• _JOB_
Can you express everything in the listing from the line containing "value-cell: 23 [365, 924, 387, 946]" down to the line containing "value-cell: 32-35 [318, 267, 365, 288]" as a Markdown table with the columns Row and Text, leaving out blank lines?

• _DATASET_
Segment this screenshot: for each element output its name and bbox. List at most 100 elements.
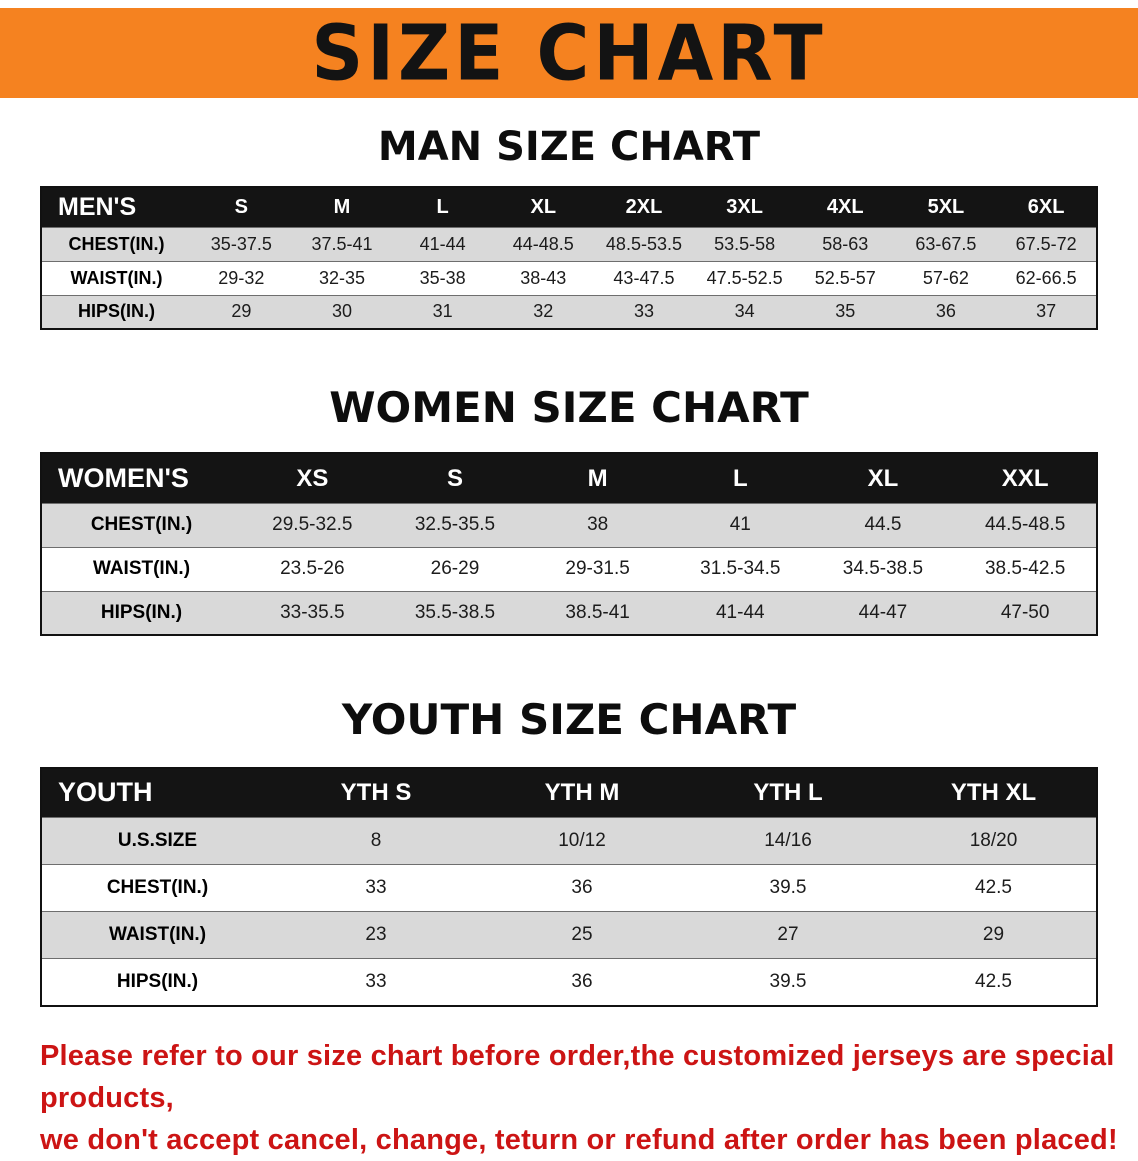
value-cell: 23 [365, 924, 387, 946]
women-section-heading: WOMEN SIZE CHART [329, 383, 809, 432]
table-row: WAIST(IN.) 23 25 27 29 [41, 911, 1097, 959]
disclaimer-line-2: we don't accept cancel, change, teturn o… [40, 1123, 1118, 1156]
value-cell: 38.5-42.5 [984, 558, 1066, 580]
value-cell: 36 [935, 301, 956, 322]
value-cell: 29 [982, 924, 1005, 946]
value-cell: 39.5 [769, 877, 807, 899]
size-chart-sections: MAN SIZE CHART MEN'S S M L XL 2XL 3XL 4XL 5XL 6XL C… [0, 124, 1138, 1007]
youth-section-heading: YOUTH SIZE CHART [341, 695, 797, 745]
value-cell: 47-50 [1000, 602, 1050, 624]
value-cell: 43-47.5 [613, 267, 675, 288]
men-size-header-cell: 2XL [593, 187, 695, 227]
value-cell: 33 [365, 877, 387, 899]
value-cell: 36 [571, 877, 593, 899]
value-cell: 32-35 [318, 267, 365, 288]
men-size-header-cell: M [291, 187, 393, 227]
women-header-row: WOMEN'S XS S M L XL XXL [41, 453, 1097, 504]
measure-label-cell: WAIST(IN.) [108, 924, 207, 946]
value-cell: 52.5-57 [814, 267, 876, 288]
value-cell: 38 [587, 514, 609, 536]
men-size-header-cell: 3XL [694, 187, 795, 227]
value-cell: 18/20 [969, 830, 1018, 852]
youth-size-header-cell: YTH S [273, 767, 479, 818]
table-row: CHEST(IN.) 35-37.5 37.5-41 41-44 44-48.5 48.5… [41, 227, 1097, 261]
value-cell: 44-48.5 [512, 233, 574, 254]
table-row: WAIST(IN.) 23.5-26 26-29 29-31.5 31.5-34.5 34… [41, 547, 1097, 592]
value-cell: 35 [835, 301, 856, 322]
measure-label-cell: CHEST(IN.) [68, 233, 165, 254]
measure-label-cell: WAIST(IN.) [92, 558, 191, 580]
women-size-header-cell: L [668, 453, 812, 504]
value-cell: 30 [331, 301, 352, 322]
value-cell: 53.5-58 [714, 233, 776, 254]
women-size-chart-section: WOMEN SIZE CHART WOMEN'S XS S M L XL XXL CHEST(I… [0, 383, 1138, 637]
value-cell: 62-66.5 [1015, 267, 1077, 288]
measure-label-cell: CHEST(IN.) [106, 877, 209, 899]
value-cell: 47.5-52.5 [706, 267, 783, 288]
value-cell: 35-37.5 [210, 233, 272, 254]
value-cell: 34 [734, 301, 755, 322]
youth-size-chart-section: YOUTH SIZE CHART YOUTH YTH S YTH M YTH L YTH … [0, 695, 1138, 1007]
measure-label-cell: WAIST(IN.) [70, 267, 163, 288]
value-cell: 41-44 [419, 233, 466, 254]
women-table-title-cell: WOMEN'S [41, 453, 241, 504]
value-cell: 34.5-38.5 [842, 558, 924, 580]
value-cell: 31 [432, 301, 453, 322]
value-cell: 41 [729, 514, 751, 536]
men-size-header-cell: 6XL [996, 187, 1097, 227]
value-cell: 14/16 [764, 830, 812, 852]
value-cell: 38-43 [520, 267, 567, 288]
value-cell: 63-67.5 [915, 233, 977, 254]
value-cell: 33 [365, 970, 387, 992]
value-cell: 35.5-38.5 [414, 602, 496, 624]
measure-label-cell: U.S.SIZE [117, 830, 198, 852]
men-size-table: MEN'S S M L XL 2XL 3XL 4XL 5XL 6XL CHEST(IN.) 35-37… [40, 186, 1098, 330]
value-cell: 57-62 [922, 267, 969, 288]
table-row: HIPS(IN.) 33-35.5 35.5-38.5 38.5-41 41-44 44-… [41, 591, 1097, 636]
value-cell: 10/12 [558, 830, 606, 852]
women-size-header-cell: XXL [954, 453, 1097, 504]
table-row: HIPS(IN.) 29 30 31 32 33 34 35 36 37 [41, 295, 1097, 329]
measure-label-cell: HIPS(IN.) [116, 970, 199, 992]
women-size-header-cell: XL [811, 453, 955, 504]
banner: SIZE CHART [0, 8, 1138, 98]
value-cell: 32 [533, 301, 554, 322]
youth-size-header-cell: YTH XL [891, 767, 1097, 818]
table-row: CHEST(IN.) 29.5-32.5 32.5-35.5 38 41 44.5 44.5… [41, 503, 1097, 548]
youth-size-table: YOUTH YTH S YTH M YTH L YTH XL U.S.SIZE 8 10/12… [40, 766, 1098, 1007]
women-size-header-cell: S [383, 453, 527, 504]
disclaimer: Please refer to our size chart before or… [40, 1035, 1118, 1161]
youth-size-header-cell: YTH M [479, 767, 685, 818]
men-size-header-cell: 5XL [895, 187, 997, 227]
men-size-header-cell: L [392, 187, 493, 227]
value-cell: 37.5-41 [311, 233, 373, 254]
table-row: WAIST(IN.) 29-32 32-35 35-38 38-43 43-47.5 47.… [41, 261, 1097, 295]
value-cell: 36 [571, 970, 593, 992]
women-size-table: WOMEN'S XS S M L XL XXL CHEST(IN.) 29.5-32.5 32.5… [40, 452, 1098, 637]
value-cell: 33 [633, 301, 654, 322]
value-cell: 38.5-41 [565, 602, 630, 624]
measure-label-cell: HIPS(IN.) [77, 301, 155, 322]
value-cell: 23.5-26 [280, 558, 345, 580]
value-cell: 44.5 [864, 514, 902, 536]
value-cell: 29.5-32.5 [272, 514, 353, 536]
table-row: U.S.SIZE 8 10/12 14/16 18/20 [41, 817, 1097, 865]
table-row: HIPS(IN.) 33 36 39.5 42.5 [41, 958, 1097, 1006]
value-cell: 41-44 [715, 602, 765, 624]
value-cell: 67.5-72 [1015, 233, 1077, 254]
women-size-header-cell: M [526, 453, 669, 504]
value-cell: 29 [231, 301, 252, 322]
men-size-header-cell: 4XL [794, 187, 896, 227]
value-cell: 44.5-48.5 [984, 514, 1066, 536]
value-cell: 25 [571, 924, 593, 946]
men-size-chart-section: MAN SIZE CHART MEN'S S M L XL 2XL 3XL 4XL 5XL 6XL C… [0, 124, 1138, 330]
value-cell: 29-31.5 [565, 558, 630, 580]
measure-label-cell: CHEST(IN.) [90, 514, 193, 536]
table-row: CHEST(IN.) 33 36 39.5 42.5 [41, 864, 1097, 912]
value-cell: 37 [1036, 301, 1057, 322]
page-title: SIZE CHART [311, 8, 827, 98]
value-cell: 29-32 [218, 267, 265, 288]
youth-table-title-cell: YOUTH [41, 767, 273, 818]
disclaimer-line-1: Please refer to our size chart before or… [40, 1039, 1115, 1114]
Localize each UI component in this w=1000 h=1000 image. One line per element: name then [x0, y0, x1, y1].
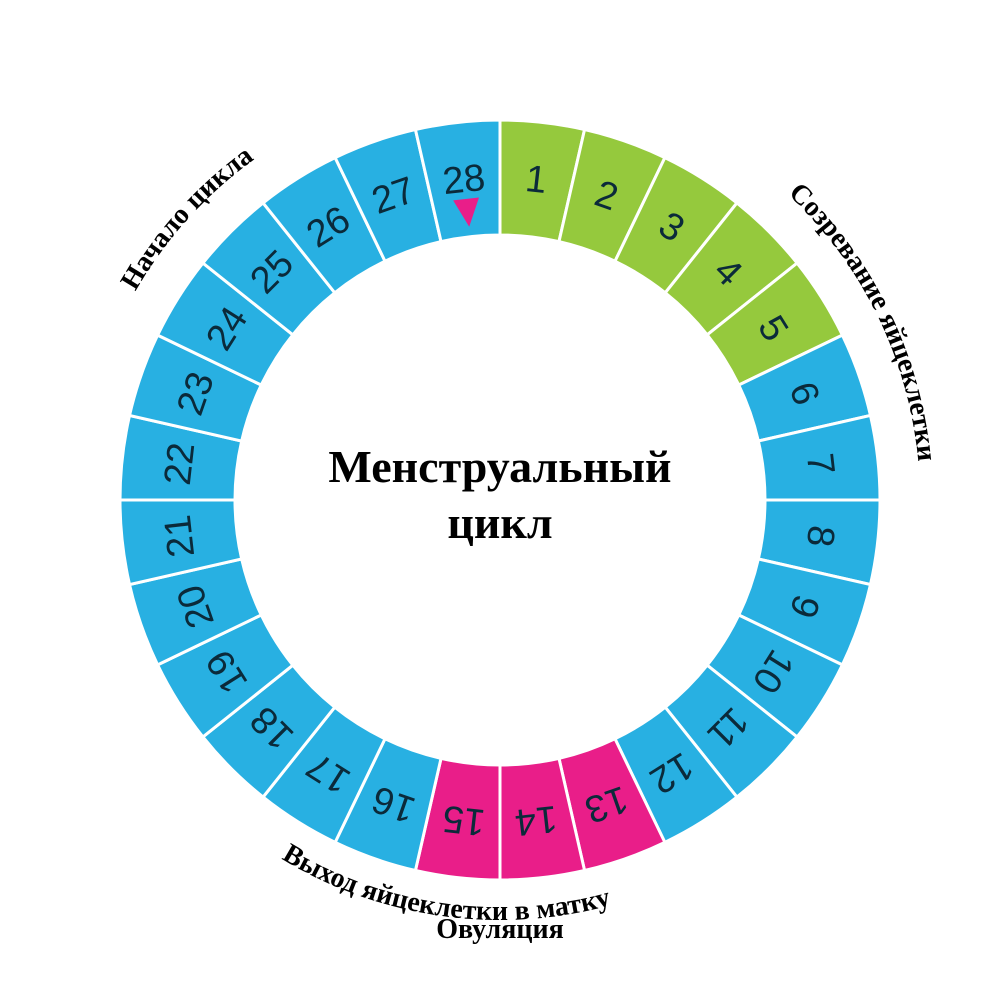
day-number-21: 21	[157, 513, 203, 560]
day-number-14: 14	[513, 797, 560, 843]
center-title-line1: Менструальный	[328, 441, 671, 492]
day-number-28: 28	[441, 157, 488, 203]
day-number-15: 15	[441, 797, 488, 843]
day-number-22: 22	[157, 441, 203, 488]
cycle-diagram: 1234567891011121314151617181920212223242…	[0, 0, 1000, 1000]
center-title-line2: цикл	[447, 497, 552, 548]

• _EXERCISE SOLUTION_
| Row | Text |
|---|---|
| 1 | value-cell: 23 [365, 924, 387, 946] |
| 2 | women-section-heading: WOMEN SIZE CHART [329, 383, 809, 432] |
| 3 | table-row: WAIST(IN.) 23 25 27 29 [41, 911, 1097, 959] |
| 4 | disclaimer-line-2: we don't accept cancel, change, teturn o… [40, 1123, 1118, 1156] |
| 5 | value-cell: 38.5-42.5 [984, 558, 1066, 580] |
| 6 | value-cell: 36 [935, 301, 956, 322] |
| 7 | value-cell: 29 [982, 924, 1005, 946] |
| 8 | value-cell: 39.5 [769, 877, 807, 899] |
| 9 | size-chart-sections: MAN SIZE CHART MEN'S S M L XL 2XL 3XL 4XL 5XL 6XL C… [0, 124, 1138, 1007] |
| 10 | youth-section-heading: YOUTH SIZE CHART [341, 695, 797, 745] |
| 11 | value-cell: 47-50 [1000, 602, 1050, 624] |
| 12 | value-cell: 43-47.5 [613, 267, 675, 288] |
| 13 | men-size-header-cell: 2XL [593, 187, 695, 227] |
| 14 | value-cell: 33 [365, 877, 387, 899] |
| 15 | value-cell: 36 [571, 877, 593, 899] |
| 16 | value-cell: 32-35 [318, 267, 365, 288] |